[Dataset items]
========================================
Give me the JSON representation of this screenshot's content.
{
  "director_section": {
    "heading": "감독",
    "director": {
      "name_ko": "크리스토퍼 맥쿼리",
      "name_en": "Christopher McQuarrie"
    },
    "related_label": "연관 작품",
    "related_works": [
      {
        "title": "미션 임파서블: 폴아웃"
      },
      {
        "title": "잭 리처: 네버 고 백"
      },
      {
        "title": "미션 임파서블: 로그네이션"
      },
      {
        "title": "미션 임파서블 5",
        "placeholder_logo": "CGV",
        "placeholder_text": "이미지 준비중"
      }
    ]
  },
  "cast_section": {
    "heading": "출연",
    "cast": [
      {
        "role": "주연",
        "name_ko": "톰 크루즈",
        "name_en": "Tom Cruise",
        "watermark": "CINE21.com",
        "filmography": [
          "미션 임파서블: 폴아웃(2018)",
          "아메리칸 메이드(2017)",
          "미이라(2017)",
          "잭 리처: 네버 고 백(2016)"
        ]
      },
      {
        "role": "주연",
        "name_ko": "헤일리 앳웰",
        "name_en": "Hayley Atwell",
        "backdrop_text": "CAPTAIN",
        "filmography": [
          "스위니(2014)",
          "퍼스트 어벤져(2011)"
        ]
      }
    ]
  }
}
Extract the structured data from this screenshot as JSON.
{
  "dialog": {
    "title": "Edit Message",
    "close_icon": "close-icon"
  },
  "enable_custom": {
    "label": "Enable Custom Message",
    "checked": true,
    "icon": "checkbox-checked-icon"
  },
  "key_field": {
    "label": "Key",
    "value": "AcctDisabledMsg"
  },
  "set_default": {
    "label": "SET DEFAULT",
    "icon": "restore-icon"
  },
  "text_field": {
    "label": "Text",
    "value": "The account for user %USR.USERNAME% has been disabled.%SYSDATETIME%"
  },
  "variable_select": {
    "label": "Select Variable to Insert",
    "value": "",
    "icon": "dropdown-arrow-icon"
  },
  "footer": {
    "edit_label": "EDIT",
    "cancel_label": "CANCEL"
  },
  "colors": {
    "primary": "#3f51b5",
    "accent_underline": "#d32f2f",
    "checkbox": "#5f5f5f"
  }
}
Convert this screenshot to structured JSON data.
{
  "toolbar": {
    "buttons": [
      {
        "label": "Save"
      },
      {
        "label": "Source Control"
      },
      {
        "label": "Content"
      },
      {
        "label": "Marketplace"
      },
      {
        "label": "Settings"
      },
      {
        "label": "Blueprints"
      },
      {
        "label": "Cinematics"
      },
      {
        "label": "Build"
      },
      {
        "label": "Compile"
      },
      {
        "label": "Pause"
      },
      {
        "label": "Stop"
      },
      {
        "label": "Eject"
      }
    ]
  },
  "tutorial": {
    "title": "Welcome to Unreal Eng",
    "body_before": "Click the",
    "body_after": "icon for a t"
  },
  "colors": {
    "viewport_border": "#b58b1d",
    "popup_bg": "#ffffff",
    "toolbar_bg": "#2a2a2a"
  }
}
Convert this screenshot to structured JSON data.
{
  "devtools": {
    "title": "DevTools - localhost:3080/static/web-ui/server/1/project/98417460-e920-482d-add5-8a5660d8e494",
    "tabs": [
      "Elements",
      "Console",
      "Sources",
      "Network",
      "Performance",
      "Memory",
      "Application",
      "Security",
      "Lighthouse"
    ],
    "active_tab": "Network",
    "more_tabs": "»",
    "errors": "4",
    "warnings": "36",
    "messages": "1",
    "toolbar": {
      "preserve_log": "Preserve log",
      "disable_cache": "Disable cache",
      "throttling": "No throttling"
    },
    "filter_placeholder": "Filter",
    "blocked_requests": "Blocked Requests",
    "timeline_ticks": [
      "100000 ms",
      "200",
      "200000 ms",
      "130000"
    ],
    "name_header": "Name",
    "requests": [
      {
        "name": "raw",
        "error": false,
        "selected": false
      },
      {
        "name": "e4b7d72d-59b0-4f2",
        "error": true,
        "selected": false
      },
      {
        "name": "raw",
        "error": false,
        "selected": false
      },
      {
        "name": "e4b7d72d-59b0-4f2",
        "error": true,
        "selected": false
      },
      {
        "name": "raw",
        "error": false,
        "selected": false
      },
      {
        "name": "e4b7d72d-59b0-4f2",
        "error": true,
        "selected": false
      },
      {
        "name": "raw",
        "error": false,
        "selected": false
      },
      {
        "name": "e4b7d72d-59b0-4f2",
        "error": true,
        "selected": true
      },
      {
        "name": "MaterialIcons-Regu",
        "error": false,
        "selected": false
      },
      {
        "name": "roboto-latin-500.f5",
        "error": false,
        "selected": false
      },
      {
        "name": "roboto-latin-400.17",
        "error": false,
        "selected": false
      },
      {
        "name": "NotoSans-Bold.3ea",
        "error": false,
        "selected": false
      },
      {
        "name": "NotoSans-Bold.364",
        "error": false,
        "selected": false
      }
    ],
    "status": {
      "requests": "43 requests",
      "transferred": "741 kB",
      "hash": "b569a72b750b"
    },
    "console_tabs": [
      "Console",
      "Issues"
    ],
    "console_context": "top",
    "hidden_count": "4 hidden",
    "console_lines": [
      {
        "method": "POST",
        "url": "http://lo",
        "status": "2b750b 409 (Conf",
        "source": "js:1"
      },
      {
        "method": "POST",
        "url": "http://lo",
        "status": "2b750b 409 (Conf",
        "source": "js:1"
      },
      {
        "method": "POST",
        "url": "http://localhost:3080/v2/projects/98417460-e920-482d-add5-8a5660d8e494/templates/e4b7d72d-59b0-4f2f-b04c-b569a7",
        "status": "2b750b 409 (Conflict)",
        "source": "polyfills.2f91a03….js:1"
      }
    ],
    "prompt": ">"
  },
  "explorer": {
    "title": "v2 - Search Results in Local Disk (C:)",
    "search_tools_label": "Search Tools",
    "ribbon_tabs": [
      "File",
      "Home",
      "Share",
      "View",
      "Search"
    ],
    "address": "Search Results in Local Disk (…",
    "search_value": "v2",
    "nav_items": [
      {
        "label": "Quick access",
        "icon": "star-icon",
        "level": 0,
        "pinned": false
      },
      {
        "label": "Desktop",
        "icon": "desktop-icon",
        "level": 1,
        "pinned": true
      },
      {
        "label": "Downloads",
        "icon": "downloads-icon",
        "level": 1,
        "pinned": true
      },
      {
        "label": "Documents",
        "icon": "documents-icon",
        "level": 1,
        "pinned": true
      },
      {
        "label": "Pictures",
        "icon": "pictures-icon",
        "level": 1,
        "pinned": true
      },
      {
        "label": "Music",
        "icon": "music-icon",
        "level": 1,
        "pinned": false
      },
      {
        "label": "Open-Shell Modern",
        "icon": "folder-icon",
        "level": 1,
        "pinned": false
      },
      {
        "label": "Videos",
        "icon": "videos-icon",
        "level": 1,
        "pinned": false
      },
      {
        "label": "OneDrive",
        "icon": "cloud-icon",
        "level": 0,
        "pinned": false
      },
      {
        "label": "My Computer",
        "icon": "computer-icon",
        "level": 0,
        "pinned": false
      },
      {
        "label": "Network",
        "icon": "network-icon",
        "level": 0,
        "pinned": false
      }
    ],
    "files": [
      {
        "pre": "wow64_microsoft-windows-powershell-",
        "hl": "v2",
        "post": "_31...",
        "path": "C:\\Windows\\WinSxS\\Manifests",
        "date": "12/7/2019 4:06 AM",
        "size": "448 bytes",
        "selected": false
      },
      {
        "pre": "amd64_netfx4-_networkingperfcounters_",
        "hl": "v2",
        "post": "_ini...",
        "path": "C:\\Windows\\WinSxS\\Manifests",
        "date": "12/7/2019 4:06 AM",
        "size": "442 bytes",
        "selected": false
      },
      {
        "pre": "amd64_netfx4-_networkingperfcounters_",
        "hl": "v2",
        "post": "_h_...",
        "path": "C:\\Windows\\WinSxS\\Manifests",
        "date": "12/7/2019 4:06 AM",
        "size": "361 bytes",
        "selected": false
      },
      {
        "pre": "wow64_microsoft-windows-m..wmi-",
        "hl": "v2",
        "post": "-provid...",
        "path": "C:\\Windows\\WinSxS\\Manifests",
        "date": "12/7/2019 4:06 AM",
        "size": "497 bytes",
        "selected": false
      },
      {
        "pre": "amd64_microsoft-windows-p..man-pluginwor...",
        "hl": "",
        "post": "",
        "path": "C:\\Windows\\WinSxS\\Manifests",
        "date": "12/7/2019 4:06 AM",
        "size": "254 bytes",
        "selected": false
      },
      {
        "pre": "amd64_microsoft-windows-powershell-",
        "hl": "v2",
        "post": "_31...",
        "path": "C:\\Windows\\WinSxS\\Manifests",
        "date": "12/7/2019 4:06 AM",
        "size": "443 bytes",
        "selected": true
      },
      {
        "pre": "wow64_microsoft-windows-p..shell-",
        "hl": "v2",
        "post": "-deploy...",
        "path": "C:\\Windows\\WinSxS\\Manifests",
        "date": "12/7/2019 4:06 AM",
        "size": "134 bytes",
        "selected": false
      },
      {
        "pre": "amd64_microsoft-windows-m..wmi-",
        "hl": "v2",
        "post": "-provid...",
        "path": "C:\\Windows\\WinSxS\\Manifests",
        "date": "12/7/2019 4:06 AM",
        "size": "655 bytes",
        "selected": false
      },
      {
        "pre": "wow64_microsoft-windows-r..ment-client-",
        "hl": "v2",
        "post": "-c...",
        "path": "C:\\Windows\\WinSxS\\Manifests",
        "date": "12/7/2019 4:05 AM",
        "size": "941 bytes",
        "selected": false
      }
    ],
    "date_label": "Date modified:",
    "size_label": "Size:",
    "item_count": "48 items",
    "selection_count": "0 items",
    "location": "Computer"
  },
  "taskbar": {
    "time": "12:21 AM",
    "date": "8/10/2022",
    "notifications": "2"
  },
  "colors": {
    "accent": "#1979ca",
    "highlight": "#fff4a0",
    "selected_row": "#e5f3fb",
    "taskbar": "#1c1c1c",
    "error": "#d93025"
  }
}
========================================
• [DESCRIPTION OF THE TASK]
Extract, from the listing above, every line where the string "NotoSans" occurs.

• [REPLY]
        "name": "NotoSans-Bold.3ea",
        "name": "NotoSans-Bold.364",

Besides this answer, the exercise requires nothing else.